**What needs to be done**
Collect all lines below with the string "Kirche".

[Extracted records]
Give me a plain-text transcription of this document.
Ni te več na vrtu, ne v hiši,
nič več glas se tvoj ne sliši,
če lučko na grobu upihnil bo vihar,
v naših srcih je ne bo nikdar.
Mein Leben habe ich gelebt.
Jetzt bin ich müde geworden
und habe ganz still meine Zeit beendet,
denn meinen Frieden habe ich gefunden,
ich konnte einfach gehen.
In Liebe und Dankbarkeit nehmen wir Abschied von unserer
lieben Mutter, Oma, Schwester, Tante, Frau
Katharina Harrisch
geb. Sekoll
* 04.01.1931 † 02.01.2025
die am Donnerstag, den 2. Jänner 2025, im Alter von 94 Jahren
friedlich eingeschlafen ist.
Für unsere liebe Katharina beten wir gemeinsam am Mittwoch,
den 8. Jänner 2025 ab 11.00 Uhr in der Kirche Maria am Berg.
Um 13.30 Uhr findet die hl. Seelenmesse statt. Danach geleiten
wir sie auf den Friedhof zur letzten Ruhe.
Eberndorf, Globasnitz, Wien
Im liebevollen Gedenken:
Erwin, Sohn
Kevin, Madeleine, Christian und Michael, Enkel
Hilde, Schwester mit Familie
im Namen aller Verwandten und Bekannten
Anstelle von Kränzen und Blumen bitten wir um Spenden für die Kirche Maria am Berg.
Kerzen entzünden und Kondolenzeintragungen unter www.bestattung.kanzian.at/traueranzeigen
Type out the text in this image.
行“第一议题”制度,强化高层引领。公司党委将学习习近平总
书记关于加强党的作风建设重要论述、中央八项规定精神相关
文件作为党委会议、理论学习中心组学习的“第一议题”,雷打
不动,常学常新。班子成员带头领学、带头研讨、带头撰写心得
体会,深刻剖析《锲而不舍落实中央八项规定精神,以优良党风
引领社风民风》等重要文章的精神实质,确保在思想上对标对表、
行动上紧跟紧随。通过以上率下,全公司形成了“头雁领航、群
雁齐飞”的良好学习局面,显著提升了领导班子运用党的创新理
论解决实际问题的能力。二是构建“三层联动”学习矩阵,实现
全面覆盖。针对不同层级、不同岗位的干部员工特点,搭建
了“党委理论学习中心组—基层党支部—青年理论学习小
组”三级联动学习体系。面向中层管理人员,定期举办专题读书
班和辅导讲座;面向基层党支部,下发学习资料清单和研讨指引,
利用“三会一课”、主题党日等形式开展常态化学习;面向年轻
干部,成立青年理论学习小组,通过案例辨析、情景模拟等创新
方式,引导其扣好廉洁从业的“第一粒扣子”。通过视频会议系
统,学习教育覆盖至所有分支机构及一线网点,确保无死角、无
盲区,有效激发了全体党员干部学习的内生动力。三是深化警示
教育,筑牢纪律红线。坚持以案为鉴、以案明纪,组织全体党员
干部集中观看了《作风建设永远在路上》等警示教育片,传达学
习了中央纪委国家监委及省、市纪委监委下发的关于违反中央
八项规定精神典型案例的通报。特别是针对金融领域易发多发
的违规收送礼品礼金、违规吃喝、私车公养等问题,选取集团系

**Exercise output**
den 8. Jänner 2025 ab 11.00 Uhr in der Kirche Maria am Berg.
Anstelle von Kränzen und Blumen bitten wir um Spenden für die Kirche Maria am Berg.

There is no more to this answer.